--- start Data listing ---
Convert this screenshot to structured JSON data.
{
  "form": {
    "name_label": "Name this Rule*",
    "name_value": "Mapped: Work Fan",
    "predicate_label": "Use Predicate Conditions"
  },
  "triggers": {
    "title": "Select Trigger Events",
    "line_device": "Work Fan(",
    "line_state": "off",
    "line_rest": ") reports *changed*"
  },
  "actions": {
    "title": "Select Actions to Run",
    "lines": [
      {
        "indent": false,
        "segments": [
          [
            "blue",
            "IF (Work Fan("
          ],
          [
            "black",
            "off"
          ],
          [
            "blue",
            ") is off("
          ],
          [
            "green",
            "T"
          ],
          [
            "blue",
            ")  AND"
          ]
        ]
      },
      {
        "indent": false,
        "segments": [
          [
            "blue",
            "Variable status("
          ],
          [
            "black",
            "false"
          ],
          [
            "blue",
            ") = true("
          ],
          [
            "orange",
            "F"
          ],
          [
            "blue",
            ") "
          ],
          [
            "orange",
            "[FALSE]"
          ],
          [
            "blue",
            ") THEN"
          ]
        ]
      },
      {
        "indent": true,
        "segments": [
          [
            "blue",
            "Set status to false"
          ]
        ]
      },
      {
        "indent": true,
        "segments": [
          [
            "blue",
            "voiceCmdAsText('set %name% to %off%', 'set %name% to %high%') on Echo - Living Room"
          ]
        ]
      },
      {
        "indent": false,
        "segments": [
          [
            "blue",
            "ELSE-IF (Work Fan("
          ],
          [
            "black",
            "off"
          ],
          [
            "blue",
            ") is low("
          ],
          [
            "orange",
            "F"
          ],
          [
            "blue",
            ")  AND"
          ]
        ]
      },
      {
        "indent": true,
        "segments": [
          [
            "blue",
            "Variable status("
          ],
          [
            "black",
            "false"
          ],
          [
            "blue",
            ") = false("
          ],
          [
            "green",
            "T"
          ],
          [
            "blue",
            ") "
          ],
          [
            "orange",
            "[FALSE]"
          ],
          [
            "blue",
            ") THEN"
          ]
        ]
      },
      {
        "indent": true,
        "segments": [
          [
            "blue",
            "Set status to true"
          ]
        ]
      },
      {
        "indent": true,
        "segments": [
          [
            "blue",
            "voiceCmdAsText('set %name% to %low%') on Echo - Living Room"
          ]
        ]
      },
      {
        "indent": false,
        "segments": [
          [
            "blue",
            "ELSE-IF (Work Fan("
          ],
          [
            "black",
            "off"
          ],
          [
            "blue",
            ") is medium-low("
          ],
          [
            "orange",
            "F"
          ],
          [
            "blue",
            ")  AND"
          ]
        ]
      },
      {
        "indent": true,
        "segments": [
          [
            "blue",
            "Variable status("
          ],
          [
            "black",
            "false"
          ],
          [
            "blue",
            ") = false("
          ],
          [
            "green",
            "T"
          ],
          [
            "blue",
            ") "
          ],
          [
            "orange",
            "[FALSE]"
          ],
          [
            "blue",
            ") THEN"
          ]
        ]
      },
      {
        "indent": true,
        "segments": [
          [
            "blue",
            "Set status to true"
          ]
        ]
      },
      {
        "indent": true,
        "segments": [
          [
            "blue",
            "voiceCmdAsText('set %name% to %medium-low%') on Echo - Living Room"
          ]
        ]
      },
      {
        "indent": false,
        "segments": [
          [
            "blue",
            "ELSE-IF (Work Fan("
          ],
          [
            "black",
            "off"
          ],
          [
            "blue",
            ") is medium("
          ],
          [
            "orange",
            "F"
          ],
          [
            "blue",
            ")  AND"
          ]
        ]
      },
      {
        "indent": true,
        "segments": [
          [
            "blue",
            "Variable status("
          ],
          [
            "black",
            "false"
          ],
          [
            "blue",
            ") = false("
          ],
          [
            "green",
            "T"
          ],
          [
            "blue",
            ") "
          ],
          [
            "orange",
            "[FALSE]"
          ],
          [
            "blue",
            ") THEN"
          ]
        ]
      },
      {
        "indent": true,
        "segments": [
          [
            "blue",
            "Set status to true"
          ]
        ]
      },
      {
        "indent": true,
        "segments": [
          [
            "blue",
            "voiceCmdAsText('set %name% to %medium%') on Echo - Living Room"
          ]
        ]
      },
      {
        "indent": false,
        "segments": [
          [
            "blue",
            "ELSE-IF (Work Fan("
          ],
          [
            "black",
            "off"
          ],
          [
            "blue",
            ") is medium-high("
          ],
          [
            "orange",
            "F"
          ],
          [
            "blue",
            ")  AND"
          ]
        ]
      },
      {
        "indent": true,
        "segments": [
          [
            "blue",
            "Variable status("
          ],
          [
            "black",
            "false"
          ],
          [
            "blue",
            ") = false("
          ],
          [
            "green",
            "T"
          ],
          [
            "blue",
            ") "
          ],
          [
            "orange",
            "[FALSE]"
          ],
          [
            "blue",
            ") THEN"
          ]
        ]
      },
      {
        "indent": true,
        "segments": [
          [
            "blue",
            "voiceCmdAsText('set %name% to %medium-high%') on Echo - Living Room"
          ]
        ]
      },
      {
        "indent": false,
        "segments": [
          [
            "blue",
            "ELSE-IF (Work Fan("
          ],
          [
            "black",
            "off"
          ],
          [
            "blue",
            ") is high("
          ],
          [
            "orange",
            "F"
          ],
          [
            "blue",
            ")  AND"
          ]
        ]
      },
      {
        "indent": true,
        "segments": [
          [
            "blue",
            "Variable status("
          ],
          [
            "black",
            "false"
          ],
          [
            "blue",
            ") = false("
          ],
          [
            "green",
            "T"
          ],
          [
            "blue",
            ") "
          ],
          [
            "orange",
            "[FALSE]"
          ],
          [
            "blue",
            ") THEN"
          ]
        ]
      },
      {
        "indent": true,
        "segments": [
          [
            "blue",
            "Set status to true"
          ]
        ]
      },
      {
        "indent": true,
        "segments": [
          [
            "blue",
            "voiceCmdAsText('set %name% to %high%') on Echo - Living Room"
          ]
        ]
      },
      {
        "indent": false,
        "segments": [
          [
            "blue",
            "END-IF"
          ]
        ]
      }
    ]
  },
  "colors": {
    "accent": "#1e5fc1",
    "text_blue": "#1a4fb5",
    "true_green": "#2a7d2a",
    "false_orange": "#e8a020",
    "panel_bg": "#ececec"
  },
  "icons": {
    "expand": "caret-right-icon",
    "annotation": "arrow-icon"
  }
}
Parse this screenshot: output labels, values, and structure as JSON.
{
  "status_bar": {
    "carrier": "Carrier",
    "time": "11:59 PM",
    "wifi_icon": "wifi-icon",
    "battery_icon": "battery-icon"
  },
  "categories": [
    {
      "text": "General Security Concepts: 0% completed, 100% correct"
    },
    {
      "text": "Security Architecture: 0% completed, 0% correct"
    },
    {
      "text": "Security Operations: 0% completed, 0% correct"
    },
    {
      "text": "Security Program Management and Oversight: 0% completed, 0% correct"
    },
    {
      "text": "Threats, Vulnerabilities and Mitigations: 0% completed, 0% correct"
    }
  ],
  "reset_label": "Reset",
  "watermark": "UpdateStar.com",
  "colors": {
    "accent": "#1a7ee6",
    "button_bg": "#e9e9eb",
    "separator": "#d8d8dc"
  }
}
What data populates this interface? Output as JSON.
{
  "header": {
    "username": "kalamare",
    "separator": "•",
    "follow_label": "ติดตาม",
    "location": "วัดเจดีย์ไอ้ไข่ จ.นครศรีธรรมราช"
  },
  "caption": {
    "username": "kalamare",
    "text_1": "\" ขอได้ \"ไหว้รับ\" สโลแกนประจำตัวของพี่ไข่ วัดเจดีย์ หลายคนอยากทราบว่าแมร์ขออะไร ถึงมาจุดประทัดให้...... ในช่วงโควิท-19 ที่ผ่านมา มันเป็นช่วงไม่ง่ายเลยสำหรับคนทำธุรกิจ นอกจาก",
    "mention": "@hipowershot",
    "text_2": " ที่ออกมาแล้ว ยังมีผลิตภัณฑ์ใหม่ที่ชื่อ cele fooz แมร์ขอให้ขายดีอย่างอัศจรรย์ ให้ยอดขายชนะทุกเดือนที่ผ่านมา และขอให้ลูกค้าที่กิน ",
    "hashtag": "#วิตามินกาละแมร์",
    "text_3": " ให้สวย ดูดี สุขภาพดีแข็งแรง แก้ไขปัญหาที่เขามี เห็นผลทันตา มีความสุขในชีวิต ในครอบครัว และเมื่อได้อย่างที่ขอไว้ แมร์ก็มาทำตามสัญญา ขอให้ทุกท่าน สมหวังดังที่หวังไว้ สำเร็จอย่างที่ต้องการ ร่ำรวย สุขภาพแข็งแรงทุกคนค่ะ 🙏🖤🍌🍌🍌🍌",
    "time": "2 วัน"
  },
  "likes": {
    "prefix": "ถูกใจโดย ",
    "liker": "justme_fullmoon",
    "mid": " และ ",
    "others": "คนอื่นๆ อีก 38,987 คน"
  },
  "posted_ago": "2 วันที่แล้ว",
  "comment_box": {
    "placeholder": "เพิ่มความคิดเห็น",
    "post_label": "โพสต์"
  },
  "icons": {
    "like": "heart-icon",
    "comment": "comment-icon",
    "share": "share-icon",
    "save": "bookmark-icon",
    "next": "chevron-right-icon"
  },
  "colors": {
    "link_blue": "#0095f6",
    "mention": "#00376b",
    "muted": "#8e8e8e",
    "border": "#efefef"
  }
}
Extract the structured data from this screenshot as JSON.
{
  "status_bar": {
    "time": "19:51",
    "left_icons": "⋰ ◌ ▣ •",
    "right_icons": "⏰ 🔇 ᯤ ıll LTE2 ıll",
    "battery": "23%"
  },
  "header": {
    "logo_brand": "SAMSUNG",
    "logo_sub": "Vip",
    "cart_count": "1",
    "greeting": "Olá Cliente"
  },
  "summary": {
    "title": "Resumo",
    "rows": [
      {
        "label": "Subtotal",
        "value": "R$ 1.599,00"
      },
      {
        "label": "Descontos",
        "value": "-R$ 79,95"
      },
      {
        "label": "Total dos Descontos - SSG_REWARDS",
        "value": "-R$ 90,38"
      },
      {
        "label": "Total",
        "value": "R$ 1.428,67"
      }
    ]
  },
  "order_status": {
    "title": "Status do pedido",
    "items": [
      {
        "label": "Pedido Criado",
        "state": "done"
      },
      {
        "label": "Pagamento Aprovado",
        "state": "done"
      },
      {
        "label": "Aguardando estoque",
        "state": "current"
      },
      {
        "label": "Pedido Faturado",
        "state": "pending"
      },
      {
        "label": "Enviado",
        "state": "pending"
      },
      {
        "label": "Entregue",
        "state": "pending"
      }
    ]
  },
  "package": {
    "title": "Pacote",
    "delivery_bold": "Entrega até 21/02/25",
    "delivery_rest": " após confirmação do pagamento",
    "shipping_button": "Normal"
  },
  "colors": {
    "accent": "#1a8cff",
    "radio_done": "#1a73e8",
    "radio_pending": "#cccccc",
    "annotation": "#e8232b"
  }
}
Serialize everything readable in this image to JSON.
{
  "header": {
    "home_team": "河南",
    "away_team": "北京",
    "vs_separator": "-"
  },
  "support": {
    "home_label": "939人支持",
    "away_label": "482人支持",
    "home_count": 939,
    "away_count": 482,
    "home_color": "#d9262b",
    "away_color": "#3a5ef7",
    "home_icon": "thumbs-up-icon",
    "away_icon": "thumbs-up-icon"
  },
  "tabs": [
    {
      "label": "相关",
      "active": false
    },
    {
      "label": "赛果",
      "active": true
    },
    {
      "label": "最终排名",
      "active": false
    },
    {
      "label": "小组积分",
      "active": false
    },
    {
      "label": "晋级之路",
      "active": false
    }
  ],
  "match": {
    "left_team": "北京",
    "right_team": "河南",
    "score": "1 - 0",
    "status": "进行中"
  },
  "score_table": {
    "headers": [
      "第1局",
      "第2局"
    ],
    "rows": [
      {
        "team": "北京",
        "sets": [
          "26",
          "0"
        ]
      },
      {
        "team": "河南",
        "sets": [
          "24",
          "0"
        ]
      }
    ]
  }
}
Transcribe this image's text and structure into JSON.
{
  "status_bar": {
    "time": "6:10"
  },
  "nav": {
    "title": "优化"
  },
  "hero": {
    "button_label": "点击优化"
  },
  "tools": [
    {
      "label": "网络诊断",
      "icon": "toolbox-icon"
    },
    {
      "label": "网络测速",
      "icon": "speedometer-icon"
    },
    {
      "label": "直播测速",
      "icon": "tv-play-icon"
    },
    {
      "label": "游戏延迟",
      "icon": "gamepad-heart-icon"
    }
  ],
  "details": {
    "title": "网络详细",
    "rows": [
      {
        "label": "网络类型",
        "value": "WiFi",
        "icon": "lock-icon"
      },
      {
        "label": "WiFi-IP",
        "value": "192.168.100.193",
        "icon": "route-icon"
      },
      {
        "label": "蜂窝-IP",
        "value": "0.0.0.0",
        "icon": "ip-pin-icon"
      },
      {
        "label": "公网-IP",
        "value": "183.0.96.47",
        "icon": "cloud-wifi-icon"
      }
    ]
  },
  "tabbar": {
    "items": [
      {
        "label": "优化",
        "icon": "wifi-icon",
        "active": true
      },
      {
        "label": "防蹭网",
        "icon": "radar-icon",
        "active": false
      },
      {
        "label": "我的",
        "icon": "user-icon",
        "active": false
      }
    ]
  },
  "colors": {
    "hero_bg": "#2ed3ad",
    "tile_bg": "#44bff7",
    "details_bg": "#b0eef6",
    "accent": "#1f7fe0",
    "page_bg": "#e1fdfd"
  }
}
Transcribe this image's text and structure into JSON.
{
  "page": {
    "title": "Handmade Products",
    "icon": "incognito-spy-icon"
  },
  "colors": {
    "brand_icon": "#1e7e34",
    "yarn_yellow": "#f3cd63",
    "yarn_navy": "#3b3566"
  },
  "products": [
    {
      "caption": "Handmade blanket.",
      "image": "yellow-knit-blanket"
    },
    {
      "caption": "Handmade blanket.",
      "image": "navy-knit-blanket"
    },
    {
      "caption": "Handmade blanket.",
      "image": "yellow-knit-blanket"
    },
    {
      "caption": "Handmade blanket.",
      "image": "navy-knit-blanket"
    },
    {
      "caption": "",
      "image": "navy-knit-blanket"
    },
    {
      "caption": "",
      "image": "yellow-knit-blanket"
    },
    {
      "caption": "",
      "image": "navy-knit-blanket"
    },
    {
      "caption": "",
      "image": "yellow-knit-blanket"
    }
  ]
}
--- end Data listing ---
Identify how many lines in the entries above contain the word "high" and provide only that figure.

| Task answer |
5